**TASK PROMPT**:
Copy every line of the data below word for word, and leave out the pictures.

**SOURCE MATERIAL**:

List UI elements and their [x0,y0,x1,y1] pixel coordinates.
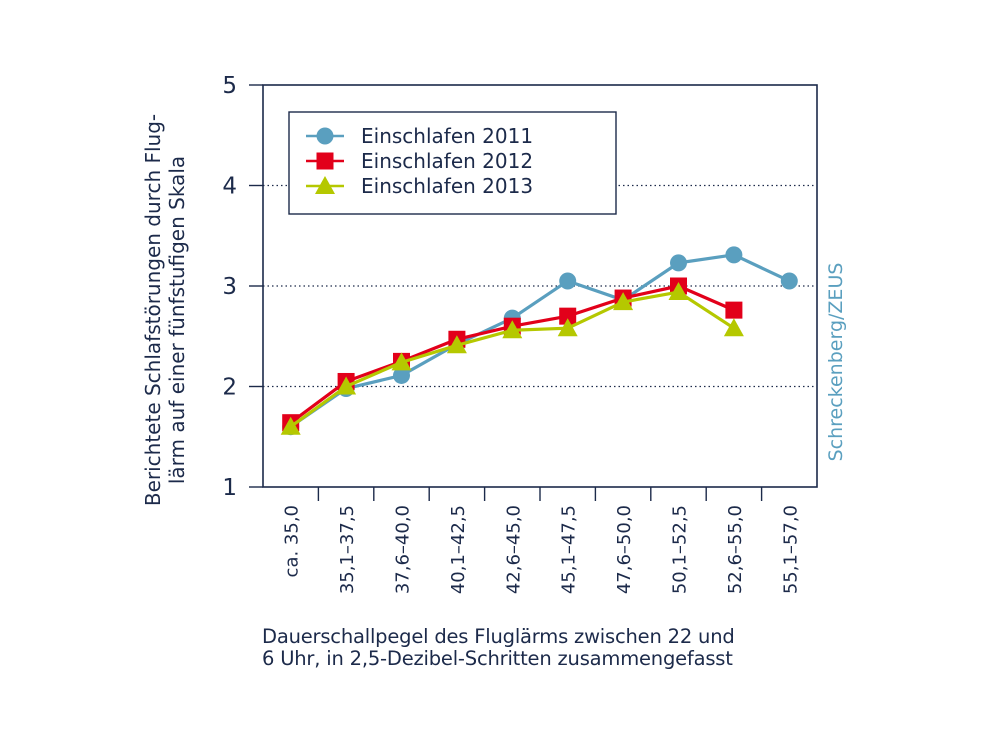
x-tick-label: 50,1–52,5 [670,505,691,594]
legend-marker [316,152,334,170]
x-tick-label: 35,1–37,5 [337,505,358,594]
x-tick-label: 55,1–57,0 [780,505,801,594]
data-point [668,282,689,301]
x-tick-label: 47,6–50,0 [614,505,635,594]
x-axis-title-line-2: 6 Uhr, in 2,5-Dezibel-Schritten zusammen… [262,647,733,670]
data-point [557,318,578,337]
series-1 [282,246,798,436]
series-3 [280,282,744,435]
x-axis: ca. 35,0 35,1–37,5 37,6–40,0 40,1–42,5 42,6–… [282,487,801,594]
y-tick-label: 2 [222,375,237,401]
series-group [280,246,798,436]
x-tick-label: ca. 35,0 [282,505,303,577]
legend-label: Einschlafen 2013 [361,174,533,198]
data-point [723,318,744,337]
data-point [559,272,577,290]
y-tick-label: 5 [222,73,237,99]
legend-entry-3: Einschlafen 2013 [306,174,533,198]
x-tick-label: 37,6–40,0 [393,505,414,594]
legend-label: Einschlafen 2012 [361,149,533,173]
y-tick-label: 4 [222,174,237,200]
x-tick-label: 52,6–55,0 [725,505,746,594]
legend-entry-2: Einschlafen 2012 [306,149,533,173]
series-2 [282,277,743,432]
data-point [725,246,743,264]
legend-marker [316,127,334,145]
legend-marker [315,176,335,194]
plot-frame [262,84,818,488]
data-point [393,366,410,384]
series-line [289,284,735,424]
data-point [280,416,301,435]
legend-entry-1: Einschlafen 2011 [306,124,533,148]
x-tick-label: 45,1–47,5 [559,505,580,594]
data-point [725,301,743,319]
data-point [780,272,798,290]
x-axis-title-line-1: Dauerschallpegel des Fluglärms zwischen … [262,625,735,648]
y-tick-label: 1 [222,475,237,501]
data-point [391,352,412,371]
x-tick-label: 40,1–42,5 [448,505,469,594]
data-point [446,335,467,354]
gridlines [263,184,817,388]
series-line [289,253,790,429]
y-axis: 1 2 3 4 5 [222,73,263,501]
data-point [502,320,523,339]
credit-text: Schreckenberg/ZEUS [825,263,847,462]
x-tick-label: 42,6–45,0 [503,505,524,594]
legend-label: Einschlafen 2011 [361,124,533,148]
y-axis-label-line-1: Berichtete Schlafstörungen durch Flug- [141,114,165,506]
y-tick-label: 3 [222,274,237,300]
legend-box [288,111,617,215]
data-point [670,254,687,272]
data-point [336,376,357,395]
x-axis-title: Dauerschallpegel des Fluglärms zwischen … [262,626,735,670]
data-point [559,307,577,325]
y-axis-label-line-2: lärm auf einer fünfstufigen Skala [165,156,189,484]
data-point [613,292,634,311]
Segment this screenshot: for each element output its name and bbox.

**FULL RESPONSE**:
List UI elements and their [x0,y0,x1,y1] pixel coordinates.
x-tick-label: 50,1–52,5 [670,505,691,594]
legend-marker [316,152,334,170]
x-tick-label: 35,1–37,5 [337,505,358,594]
x-tick-label: 55,1–57,0 [780,505,801,594]
data-point [668,282,689,301]
x-tick-label: 47,6–50,0 [614,505,635,594]
x-axis-title-line-2: 6 Uhr, in 2,5-Dezibel-Schritten zusammen… [262,647,733,670]
data-point [557,318,578,337]
series-1 [282,246,798,436]
series-3 [280,282,744,435]
x-axis: ca. 35,0 35,1–37,5 37,6–40,0 40,1–42,5 42,6–… [282,487,801,594]
y-tick-label: 2 [222,375,237,401]
series-group [280,246,798,436]
x-tick-label: ca. 35,0 [282,505,303,577]
legend-label: Einschlafen 2013 [361,174,533,198]
data-point [723,318,744,337]
data-point [559,272,577,290]
y-tick-label: 5 [222,73,237,99]
legend-entry-3: Einschlafen 2013 [306,174,533,198]
x-tick-label: 37,6–40,0 [393,505,414,594]
legend-label: Einschlafen 2012 [361,149,533,173]
y-tick-label: 4 [222,174,237,200]
x-tick-label: 52,6–55,0 [725,505,746,594]
legend-entry-2: Einschlafen 2012 [306,149,533,173]
series-2 [282,277,743,432]
data-point [725,246,743,264]
legend-marker [316,127,334,145]
legend-marker [315,176,335,194]
plot-frame [262,84,818,488]
data-point [393,366,410,384]
series-line [289,284,735,424]
data-point [280,416,301,435]
legend-entry-1: Einschlafen 2011 [306,124,533,148]
x-tick-label: 45,1–47,5 [559,505,580,594]
data-point [725,301,743,319]
data-point [780,272,798,290]
x-axis-title-line-1: Dauerschallpegel des Fluglärms zwischen … [262,625,735,648]
y-tick-label: 1 [222,475,237,501]
data-point [391,352,412,371]
x-tick-label: 40,1–42,5 [448,505,469,594]
data-point [446,335,467,354]
gridlines [263,184,817,388]
series-line [289,253,790,429]
y-axis: 1 2 3 4 5 [222,73,263,501]
data-point [502,320,523,339]
credit-text: Schreckenberg/ZEUS [825,263,847,462]
x-tick-label: 42,6–45,0 [503,505,524,594]
legend-label: Einschlafen 2011 [361,124,533,148]
y-axis-label-line-1: Berichtete Schlafstörungen durch Flug- [141,114,165,506]
y-tick-label: 3 [222,274,237,300]
legend-box [288,111,617,215]
data-point [670,254,687,272]
data-point [336,376,357,395]
x-axis-title: Dauerschallpegel des Fluglärms zwischen … [262,626,735,670]
data-point [559,307,577,325]
y-axis-label-line-2: lärm auf einer fünfstufigen Skala [165,156,189,484]
data-point [613,292,634,311]
Segment this screenshot: for each element output its name and bbox.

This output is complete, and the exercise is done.